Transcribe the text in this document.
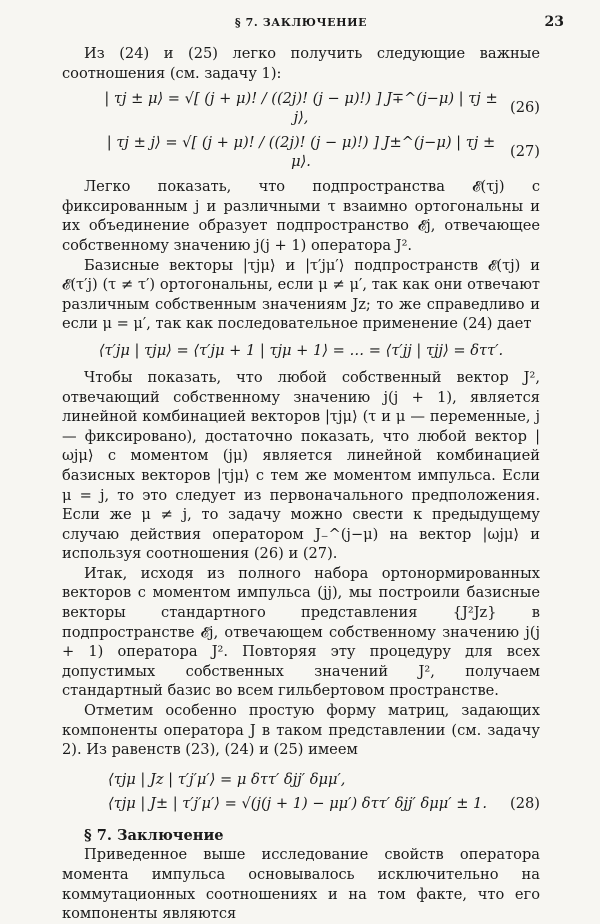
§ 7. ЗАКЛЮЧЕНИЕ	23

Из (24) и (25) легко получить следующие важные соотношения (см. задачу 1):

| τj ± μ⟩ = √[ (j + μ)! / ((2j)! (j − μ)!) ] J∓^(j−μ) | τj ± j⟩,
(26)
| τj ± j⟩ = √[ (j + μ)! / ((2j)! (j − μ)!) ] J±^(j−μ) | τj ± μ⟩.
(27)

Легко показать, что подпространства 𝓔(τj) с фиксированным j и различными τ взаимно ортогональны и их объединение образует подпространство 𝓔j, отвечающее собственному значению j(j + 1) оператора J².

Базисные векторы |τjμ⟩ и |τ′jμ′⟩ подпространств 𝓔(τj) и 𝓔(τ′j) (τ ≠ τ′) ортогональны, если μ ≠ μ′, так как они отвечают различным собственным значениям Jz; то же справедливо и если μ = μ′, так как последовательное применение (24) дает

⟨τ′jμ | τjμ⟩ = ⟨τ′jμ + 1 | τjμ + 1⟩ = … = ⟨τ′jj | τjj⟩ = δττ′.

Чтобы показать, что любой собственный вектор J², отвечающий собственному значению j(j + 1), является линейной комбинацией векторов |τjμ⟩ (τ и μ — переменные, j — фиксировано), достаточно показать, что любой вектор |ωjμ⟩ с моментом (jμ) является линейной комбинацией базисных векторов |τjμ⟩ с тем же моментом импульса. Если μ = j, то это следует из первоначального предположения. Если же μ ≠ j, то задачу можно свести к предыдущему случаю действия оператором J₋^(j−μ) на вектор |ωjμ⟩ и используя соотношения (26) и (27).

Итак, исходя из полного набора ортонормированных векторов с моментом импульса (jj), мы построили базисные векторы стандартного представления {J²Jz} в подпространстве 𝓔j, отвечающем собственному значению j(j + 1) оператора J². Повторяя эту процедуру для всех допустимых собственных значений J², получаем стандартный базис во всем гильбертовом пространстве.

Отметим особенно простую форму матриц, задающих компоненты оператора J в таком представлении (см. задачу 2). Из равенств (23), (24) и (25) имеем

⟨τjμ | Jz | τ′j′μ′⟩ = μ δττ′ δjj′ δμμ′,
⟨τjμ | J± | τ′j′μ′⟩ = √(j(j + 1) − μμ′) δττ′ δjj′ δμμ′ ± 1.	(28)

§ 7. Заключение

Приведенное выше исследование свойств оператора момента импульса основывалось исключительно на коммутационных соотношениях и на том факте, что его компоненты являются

· · ·

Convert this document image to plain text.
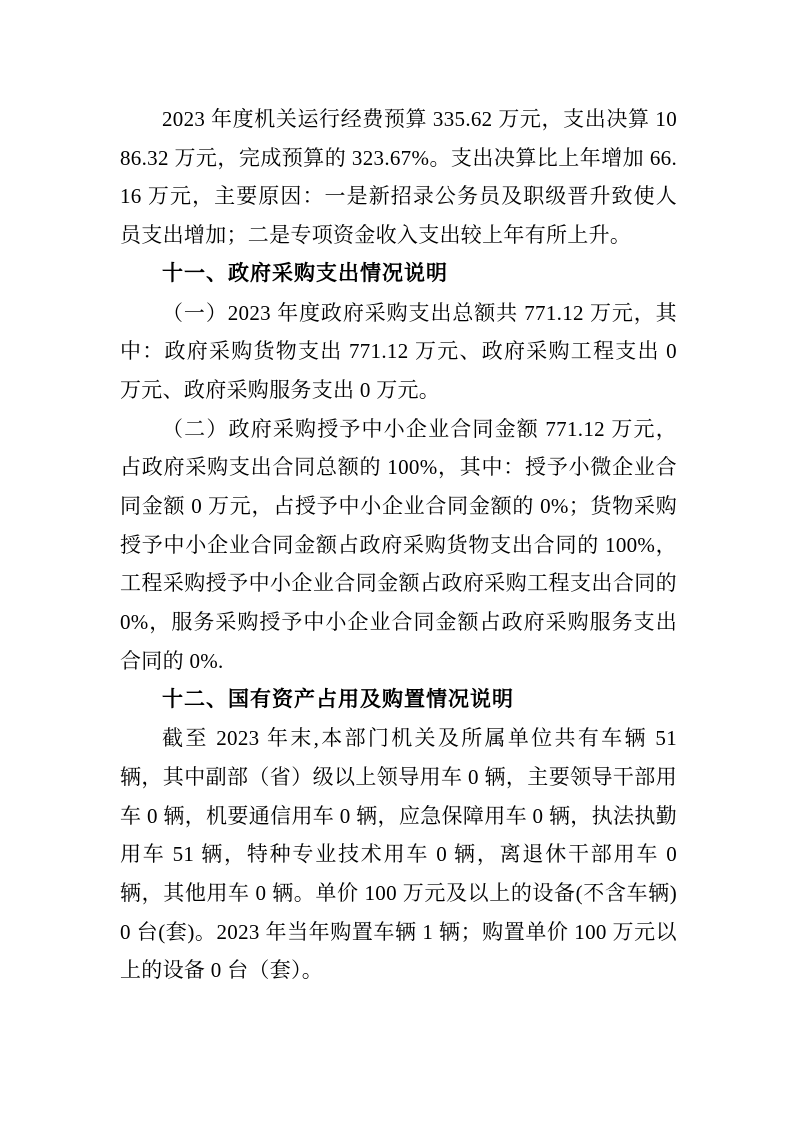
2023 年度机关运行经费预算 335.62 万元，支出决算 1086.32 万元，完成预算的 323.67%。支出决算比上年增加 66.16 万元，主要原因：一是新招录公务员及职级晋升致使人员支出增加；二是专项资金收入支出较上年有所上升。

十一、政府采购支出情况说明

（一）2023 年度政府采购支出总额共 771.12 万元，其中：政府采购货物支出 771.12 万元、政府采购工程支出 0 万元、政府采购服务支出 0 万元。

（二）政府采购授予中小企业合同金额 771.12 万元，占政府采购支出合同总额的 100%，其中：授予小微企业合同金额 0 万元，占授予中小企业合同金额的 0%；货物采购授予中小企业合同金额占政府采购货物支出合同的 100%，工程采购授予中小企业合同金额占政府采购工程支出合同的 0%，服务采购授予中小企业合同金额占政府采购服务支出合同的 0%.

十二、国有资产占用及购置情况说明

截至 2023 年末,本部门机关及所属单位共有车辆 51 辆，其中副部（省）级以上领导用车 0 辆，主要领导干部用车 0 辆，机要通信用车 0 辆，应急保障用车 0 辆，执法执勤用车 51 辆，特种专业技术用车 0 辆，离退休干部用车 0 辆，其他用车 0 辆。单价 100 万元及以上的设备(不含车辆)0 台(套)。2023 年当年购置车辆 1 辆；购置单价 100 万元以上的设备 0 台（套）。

· · ·

*Stated exercise*
Your answer should be a single number: the count of lines in the entries that contain the word "this".

*Solved problem*
2